(The problem): Check each line below for the word "down", and copy those that have it.

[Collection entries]
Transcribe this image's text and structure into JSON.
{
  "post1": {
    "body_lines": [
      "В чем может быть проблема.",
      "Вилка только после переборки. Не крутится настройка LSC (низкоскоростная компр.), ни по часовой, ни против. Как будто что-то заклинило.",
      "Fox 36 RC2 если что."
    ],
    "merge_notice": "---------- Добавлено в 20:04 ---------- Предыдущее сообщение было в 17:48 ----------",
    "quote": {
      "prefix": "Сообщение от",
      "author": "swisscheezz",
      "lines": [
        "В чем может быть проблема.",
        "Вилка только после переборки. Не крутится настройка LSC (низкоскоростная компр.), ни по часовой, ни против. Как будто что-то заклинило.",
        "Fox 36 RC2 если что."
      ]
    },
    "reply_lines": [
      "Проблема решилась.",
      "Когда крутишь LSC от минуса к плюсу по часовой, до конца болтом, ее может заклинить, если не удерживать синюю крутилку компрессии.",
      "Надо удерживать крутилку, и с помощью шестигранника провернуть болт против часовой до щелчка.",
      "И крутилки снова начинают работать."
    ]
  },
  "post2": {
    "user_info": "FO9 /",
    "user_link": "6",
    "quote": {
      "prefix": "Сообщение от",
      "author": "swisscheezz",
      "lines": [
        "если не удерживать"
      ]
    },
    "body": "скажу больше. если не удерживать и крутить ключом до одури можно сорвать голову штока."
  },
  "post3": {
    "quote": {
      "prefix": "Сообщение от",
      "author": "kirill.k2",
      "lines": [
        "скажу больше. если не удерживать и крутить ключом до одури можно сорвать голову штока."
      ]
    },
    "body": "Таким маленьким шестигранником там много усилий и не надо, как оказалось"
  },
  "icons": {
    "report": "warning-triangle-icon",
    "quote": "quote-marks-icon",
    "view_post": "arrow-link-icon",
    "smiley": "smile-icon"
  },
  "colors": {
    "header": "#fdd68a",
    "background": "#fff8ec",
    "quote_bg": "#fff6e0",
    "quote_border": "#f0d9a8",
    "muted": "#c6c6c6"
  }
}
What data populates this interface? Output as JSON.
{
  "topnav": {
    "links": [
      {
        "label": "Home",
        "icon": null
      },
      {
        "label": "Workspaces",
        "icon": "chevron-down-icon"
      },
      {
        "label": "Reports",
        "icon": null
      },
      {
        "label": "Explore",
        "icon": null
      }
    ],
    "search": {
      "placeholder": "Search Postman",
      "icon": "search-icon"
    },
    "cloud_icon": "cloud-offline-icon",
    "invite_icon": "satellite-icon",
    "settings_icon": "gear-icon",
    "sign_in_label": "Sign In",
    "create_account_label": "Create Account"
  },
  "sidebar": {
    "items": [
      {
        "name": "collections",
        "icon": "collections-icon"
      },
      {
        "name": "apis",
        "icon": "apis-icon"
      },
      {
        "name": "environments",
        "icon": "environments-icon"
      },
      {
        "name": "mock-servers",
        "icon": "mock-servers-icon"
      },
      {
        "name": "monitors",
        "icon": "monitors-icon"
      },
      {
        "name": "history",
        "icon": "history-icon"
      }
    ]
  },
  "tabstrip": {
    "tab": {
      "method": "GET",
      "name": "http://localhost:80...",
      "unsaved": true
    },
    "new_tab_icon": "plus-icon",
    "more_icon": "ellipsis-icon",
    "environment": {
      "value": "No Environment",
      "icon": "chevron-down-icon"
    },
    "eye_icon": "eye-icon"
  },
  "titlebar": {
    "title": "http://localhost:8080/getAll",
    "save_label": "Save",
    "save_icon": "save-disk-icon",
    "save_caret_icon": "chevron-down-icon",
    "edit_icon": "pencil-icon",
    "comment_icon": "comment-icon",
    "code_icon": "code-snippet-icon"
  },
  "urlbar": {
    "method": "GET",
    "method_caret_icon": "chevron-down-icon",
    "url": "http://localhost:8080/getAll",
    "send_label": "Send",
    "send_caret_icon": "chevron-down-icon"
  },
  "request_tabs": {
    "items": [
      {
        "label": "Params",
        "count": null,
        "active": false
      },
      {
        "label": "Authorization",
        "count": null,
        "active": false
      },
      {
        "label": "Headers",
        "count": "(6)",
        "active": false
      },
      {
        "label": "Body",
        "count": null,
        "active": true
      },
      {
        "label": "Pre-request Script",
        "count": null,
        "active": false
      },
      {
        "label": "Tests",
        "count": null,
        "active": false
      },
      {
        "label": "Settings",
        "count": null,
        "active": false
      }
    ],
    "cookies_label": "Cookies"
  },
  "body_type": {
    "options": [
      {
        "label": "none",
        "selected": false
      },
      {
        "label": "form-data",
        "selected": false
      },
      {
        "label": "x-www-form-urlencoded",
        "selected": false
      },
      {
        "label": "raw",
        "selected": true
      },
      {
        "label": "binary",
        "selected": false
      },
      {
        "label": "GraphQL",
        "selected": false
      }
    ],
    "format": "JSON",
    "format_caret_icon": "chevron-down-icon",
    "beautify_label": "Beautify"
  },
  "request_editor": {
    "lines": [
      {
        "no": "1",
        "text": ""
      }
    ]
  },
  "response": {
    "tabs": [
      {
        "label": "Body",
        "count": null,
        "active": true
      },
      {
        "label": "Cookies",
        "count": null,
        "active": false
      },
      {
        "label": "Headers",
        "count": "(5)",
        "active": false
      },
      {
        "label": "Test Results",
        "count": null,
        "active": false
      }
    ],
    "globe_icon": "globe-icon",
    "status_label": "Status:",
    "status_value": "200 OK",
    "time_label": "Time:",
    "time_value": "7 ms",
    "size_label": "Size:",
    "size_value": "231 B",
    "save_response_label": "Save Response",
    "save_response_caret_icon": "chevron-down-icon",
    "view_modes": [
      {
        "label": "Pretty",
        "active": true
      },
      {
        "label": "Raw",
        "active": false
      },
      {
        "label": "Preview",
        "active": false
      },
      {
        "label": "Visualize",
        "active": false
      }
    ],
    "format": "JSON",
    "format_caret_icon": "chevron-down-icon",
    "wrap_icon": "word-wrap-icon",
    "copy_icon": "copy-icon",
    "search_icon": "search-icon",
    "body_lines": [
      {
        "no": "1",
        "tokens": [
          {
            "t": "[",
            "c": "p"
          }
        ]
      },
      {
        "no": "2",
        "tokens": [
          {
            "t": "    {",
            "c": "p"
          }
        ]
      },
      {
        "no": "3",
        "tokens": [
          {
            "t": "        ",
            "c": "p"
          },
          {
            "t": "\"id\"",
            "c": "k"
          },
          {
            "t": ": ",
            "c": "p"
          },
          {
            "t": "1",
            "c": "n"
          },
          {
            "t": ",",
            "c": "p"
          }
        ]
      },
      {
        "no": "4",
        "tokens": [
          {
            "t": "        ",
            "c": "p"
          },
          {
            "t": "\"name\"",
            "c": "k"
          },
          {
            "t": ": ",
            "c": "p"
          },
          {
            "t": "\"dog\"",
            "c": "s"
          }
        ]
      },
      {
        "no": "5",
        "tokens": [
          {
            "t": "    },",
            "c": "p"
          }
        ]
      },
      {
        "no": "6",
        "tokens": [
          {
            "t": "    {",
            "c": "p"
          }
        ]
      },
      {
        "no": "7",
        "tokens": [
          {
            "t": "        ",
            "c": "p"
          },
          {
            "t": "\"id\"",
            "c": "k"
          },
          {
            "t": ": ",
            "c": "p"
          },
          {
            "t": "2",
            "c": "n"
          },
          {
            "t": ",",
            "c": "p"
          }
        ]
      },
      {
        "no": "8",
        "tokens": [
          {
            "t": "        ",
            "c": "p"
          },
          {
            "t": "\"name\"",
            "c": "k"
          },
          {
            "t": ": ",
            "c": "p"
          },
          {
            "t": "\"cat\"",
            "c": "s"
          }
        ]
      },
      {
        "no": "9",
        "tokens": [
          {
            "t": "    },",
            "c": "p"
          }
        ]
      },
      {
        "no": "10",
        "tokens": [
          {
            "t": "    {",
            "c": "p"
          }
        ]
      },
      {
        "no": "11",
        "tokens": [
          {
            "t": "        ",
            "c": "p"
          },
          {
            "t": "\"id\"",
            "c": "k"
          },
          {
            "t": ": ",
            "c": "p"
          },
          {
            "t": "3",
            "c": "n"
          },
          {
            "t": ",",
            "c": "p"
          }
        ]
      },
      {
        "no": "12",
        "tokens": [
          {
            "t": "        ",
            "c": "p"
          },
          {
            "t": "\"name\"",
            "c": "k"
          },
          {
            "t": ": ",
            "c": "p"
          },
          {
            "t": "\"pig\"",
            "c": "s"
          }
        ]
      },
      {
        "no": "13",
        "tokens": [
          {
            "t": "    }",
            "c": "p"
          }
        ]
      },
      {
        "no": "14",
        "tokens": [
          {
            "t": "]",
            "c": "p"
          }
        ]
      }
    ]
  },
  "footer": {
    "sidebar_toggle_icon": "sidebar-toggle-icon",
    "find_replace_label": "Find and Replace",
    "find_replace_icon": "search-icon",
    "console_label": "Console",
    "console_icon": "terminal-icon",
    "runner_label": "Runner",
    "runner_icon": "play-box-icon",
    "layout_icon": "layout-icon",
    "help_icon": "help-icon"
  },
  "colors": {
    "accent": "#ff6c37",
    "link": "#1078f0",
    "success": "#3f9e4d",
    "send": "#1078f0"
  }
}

(Correct response):
        "icon": "chevron-down-icon"
      "icon": "chevron-down-icon"
    "save_caret_icon": "chevron-down-icon",
    "method_caret_icon": "chevron-down-icon",
    "send_caret_icon": "chevron-down-icon"
    "format_caret_icon": "chevron-down-icon",
    "save_response_caret_icon": "chevron-down-icon",
    "format_caret_icon": "chevron-down-icon",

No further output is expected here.